Aim
Give the records back in full, exactly as they read.

Given data
┌──
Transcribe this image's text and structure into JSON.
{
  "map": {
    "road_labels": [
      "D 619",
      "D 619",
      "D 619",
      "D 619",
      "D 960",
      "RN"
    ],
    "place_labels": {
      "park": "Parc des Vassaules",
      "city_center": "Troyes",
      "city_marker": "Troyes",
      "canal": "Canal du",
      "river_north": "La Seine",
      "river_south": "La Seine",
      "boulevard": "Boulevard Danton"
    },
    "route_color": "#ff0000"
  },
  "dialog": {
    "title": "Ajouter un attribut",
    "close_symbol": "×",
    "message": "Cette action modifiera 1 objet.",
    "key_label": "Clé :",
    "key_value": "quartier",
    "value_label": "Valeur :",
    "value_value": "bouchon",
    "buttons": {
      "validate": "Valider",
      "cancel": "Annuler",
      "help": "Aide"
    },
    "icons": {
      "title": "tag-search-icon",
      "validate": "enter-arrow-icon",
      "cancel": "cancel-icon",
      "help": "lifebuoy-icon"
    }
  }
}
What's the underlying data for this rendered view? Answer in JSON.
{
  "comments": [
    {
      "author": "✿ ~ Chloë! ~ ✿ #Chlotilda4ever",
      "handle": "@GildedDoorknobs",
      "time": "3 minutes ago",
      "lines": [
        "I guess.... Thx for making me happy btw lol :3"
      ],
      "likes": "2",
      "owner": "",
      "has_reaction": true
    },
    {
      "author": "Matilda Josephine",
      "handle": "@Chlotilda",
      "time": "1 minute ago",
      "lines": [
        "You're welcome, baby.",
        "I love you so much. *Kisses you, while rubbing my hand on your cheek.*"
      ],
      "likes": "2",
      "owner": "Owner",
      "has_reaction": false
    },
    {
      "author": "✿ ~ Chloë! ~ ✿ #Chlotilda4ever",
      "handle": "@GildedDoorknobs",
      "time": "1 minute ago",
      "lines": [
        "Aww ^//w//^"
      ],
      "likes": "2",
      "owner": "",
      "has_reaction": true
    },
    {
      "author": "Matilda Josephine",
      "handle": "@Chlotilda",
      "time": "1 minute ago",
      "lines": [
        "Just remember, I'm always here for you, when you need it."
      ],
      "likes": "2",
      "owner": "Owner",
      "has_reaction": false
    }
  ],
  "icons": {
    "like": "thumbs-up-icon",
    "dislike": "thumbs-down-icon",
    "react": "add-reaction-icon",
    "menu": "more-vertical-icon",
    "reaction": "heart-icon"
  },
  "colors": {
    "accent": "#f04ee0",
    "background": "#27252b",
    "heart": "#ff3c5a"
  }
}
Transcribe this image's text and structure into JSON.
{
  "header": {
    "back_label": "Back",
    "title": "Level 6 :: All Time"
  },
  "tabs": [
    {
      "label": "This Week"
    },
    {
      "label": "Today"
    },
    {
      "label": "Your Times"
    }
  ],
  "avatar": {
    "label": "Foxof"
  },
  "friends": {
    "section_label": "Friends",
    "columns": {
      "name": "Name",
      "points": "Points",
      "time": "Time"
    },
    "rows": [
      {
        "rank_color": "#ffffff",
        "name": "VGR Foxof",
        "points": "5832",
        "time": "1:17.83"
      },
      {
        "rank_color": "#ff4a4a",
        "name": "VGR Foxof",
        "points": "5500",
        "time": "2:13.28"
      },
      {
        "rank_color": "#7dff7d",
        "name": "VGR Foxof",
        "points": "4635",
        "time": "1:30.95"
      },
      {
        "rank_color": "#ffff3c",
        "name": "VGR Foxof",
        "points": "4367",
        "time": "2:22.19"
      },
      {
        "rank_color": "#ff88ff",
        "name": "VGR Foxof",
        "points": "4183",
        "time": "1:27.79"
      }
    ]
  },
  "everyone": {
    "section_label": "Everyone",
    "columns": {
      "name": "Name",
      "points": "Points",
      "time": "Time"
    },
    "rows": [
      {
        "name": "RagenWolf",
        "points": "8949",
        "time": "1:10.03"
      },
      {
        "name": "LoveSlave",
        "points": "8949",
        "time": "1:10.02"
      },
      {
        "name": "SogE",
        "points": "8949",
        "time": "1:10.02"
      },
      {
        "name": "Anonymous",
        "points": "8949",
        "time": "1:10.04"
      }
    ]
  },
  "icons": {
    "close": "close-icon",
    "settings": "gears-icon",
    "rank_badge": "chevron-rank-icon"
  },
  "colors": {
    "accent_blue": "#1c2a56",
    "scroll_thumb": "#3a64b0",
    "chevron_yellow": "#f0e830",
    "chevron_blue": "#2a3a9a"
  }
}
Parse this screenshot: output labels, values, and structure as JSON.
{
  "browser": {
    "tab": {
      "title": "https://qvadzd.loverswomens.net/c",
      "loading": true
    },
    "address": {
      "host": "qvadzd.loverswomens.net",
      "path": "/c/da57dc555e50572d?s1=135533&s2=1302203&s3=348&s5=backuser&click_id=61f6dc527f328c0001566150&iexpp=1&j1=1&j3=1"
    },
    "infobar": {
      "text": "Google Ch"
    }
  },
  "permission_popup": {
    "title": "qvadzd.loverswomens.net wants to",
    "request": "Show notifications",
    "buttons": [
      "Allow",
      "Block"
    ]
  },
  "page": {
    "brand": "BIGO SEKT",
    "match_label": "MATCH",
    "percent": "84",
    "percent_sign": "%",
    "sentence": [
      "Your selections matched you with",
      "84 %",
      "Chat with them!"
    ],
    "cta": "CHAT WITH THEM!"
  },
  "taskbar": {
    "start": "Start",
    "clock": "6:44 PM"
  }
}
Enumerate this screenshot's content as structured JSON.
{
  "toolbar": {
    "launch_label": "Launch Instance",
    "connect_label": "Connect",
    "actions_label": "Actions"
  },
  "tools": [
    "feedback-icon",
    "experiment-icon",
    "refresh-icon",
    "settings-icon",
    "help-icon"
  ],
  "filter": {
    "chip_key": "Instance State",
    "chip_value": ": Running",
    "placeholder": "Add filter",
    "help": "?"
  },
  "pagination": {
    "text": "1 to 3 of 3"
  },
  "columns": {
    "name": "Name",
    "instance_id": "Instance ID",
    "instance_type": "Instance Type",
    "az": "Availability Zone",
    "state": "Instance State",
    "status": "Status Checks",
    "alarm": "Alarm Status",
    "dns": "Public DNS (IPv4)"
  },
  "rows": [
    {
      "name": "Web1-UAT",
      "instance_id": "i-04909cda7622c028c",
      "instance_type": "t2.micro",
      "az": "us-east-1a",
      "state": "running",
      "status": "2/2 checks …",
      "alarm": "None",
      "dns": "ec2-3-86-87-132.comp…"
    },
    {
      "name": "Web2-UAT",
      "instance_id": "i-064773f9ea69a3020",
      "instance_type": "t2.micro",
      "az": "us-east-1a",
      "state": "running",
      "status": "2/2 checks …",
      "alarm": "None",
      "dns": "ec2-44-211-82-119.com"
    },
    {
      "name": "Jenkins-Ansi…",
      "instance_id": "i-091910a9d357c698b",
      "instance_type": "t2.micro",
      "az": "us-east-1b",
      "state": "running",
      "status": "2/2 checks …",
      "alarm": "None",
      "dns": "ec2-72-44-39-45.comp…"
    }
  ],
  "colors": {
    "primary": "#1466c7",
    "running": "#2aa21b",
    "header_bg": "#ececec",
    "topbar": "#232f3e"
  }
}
└──
Reply
Transcribe this image's text and structure into JSON.
{
  "map": {
    "road_labels": [
      "D 619",
      "D 619",
      "D 619",
      "D 619",
      "D 960",
      "RN"
    ],
    "place_labels": {
      "park": "Parc des Vassaules",
      "city_center": "Troyes",
      "city_marker": "Troyes",
      "canal": "Canal du",
      "river_north": "La Seine",
      "river_south": "La Seine",
      "boulevard": "Boulevard Danton"
    },
    "route_color": "#ff0000"
  },
  "dialog": {
    "title": "Ajouter un attribut",
    "close_symbol": "×",
    "message": "Cette action modifiera 1 objet.",
    "key_label": "Clé :",
    "key_value": "quartier",
    "value_label": "Valeur :",
    "value_value": "bouchon",
    "buttons": {
      "validate": "Valider",
      "cancel": "Annuler",
      "help": "Aide"
    },
    "icons": {
      "title": "tag-search-icon",
      "validate": "enter-arrow-icon",
      "cancel": "cancel-icon",
      "help": "lifebuoy-icon"
    }
  }
}
What's the underlying data for this rendered view? Answer in JSON.
{
  "comments": [
    {
      "author": "✿ ~ Chloë! ~ ✿ #Chlotilda4ever",
      "handle": "@GildedDoorknobs",
      "time": "3 minutes ago",
      "lines": [
        "I guess.... Thx for making me happy btw lol :3"
      ],
      "likes": "2",
      "owner": "",
      "has_reaction": true
    },
    {
      "author": "Matilda Josephine",
      "handle": "@Chlotilda",
      "time": "1 minute ago",
      "lines": [
        "You're welcome, baby.",
        "I love you so much. *Kisses you, while rubbing my hand on your cheek.*"
      ],
      "likes": "2",
      "owner": "Owner",
      "has_reaction": false
    },
    {
      "author": "✿ ~ Chloë! ~ ✿ #Chlotilda4ever",
      "handle": "@GildedDoorknobs",
      "time": "1 minute ago",
      "lines": [
        "Aww ^//w//^"
      ],
      "likes": "2",
      "owner": "",
      "has_reaction": true
    },
    {
      "author": "Matilda Josephine",
      "handle": "@Chlotilda",
      "time": "1 minute ago",
      "lines": [
        "Just remember, I'm always here for you, when you need it."
      ],
      "likes": "2",
      "owner": "Owner",
      "has_reaction": false
    }
  ],
  "icons": {
    "like": "thumbs-up-icon",
    "dislike": "thumbs-down-icon",
    "react": "add-reaction-icon",
    "menu": "more-vertical-icon",
    "reaction": "heart-icon"
  },
  "colors": {
    "accent": "#f04ee0",
    "background": "#27252b",
    "heart": "#ff3c5a"
  }
}
Transcribe this image's text and structure into JSON.
{
  "header": {
    "back_label": "Back",
    "title": "Level 6 :: All Time"
  },
  "tabs": [
    {
      "label": "This Week"
    },
    {
      "label": "Today"
    },
    {
      "label": "Your Times"
    }
  ],
  "avatar": {
    "label": "Foxof"
  },
  "friends": {
    "section_label": "Friends",
    "columns": {
      "name": "Name",
      "points": "Points",
      "time": "Time"
    },
    "rows": [
      {
        "rank_color": "#ffffff",
        "name": "VGR Foxof",
        "points": "5832",
        "time": "1:17.83"
      },
      {
        "rank_color": "#ff4a4a",
        "name": "VGR Foxof",
        "points": "5500",
        "time": "2:13.28"
      },
      {
        "rank_color": "#7dff7d",
        "name": "VGR Foxof",
        "points": "4635",
        "time": "1:30.95"
      },
      {
        "rank_color": "#ffff3c",
        "name": "VGR Foxof",
        "points": "4367",
        "time": "2:22.19"
      },
      {
        "rank_color": "#ff88ff",
        "name": "VGR Foxof",
        "points": "4183",
        "time": "1:27.79"
      }
    ]
  },
  "everyone": {
    "section_label": "Everyone",
    "columns": {
      "name": "Name",
      "points": "Points",
      "time": "Time"
    },
    "rows": [
      {
        "name": "RagenWolf",
        "points": "8949",
        "time": "1:10.03"
      },
      {
        "name": "LoveSlave",
        "points": "8949",
        "time": "1:10.02"
      },
      {
        "name": "SogE",
        "points": "8949",
        "time": "1:10.02"
      },
      {
        "name": "Anonymous",
        "points": "8949",
        "time": "1:10.04"
      }
    ]
  },
  "icons": {
    "close": "close-icon",
    "settings": "gears-icon",
    "rank_badge": "chevron-rank-icon"
  },
  "colors": {
    "accent_blue": "#1c2a56",
    "scroll_thumb": "#3a64b0",
    "chevron_yellow": "#f0e830",
    "chevron_blue": "#2a3a9a"
  }
}
Parse this screenshot: output labels, values, and structure as JSON.
{
  "browser": {
    "tab": {
      "title": "https://qvadzd.loverswomens.net/c",
      "loading": true
    },
    "address": {
      "host": "qvadzd.loverswomens.net",
      "path": "/c/da57dc555e50572d?s1=135533&s2=1302203&s3=348&s5=backuser&click_id=61f6dc527f328c0001566150&iexpp=1&j1=1&j3=1"
    },
    "infobar": {
      "text": "Google Ch"
    }
  },
  "permission_popup": {
    "title": "qvadzd.loverswomens.net wants to",
    "request": "Show notifications",
    "buttons": [
      "Allow",
      "Block"
    ]
  },
  "page": {
    "brand": "BIGO SEKT",
    "match_label": "MATCH",
    "percent": "84",
    "percent_sign": "%",
    "sentence": [
      "Your selections matched you with",
      "84 %",
      "Chat with them!"
    ],
    "cta": "CHAT WITH THEM!"
  },
  "taskbar": {
    "start": "Start",
    "clock": "6:44 PM"
  }
}
Enumerate this screenshot's content as structured JSON.
{
  "toolbar": {
    "launch_label": "Launch Instance",
    "connect_label": "Connect",
    "actions_label": "Actions"
  },
  "tools": [
    "feedback-icon",
    "experiment-icon",
    "refresh-icon",
    "settings-icon",
    "help-icon"
  ],
  "filter": {
    "chip_key": "Instance State",
    "chip_value": ": Running",
    "placeholder": "Add filter",
    "help": "?"
  },
  "pagination": {
    "text": "1 to 3 of 3"
  },
  "columns": {
    "name": "Name",
    "instance_id": "Instance ID",
    "instance_type": "Instance Type",
    "az": "Availability Zone",
    "state": "Instance State",
    "status": "Status Checks",
    "alarm": "Alarm Status",
    "dns": "Public DNS (IPv4)"
  },
  "rows": [
    {
      "name": "Web1-UAT",
      "instance_id": "i-04909cda7622c028c",
      "instance_type": "t2.micro",
      "az": "us-east-1a",
      "state": "running",
      "status": "2/2 checks …",
      "alarm": "None",
      "dns": "ec2-3-86-87-132.comp…"
    },
    {
      "name": "Web2-UAT",
      "instance_id": "i-064773f9ea69a3020",
      "instance_type": "t2.micro",
      "az": "us-east-1a",
      "state": "running",
      "status": "2/2 checks …",
      "alarm": "None",
      "dns": "ec2-44-211-82-119.com"
    },
    {
      "name": "Jenkins-Ansi…",
      "instance_id": "i-091910a9d357c698b",
      "instance_type": "t2.micro",
      "az": "us-east-1b",
      "state": "running",
      "status": "2/2 checks …",
      "alarm": "None",
      "dns": "ec2-72-44-39-45.comp…"
    }
  ],
  "colors": {
    "primary": "#1466c7",
    "running": "#2aa21b",
    "header_bg": "#ececec",
    "topbar": "#232f3e"
  }
}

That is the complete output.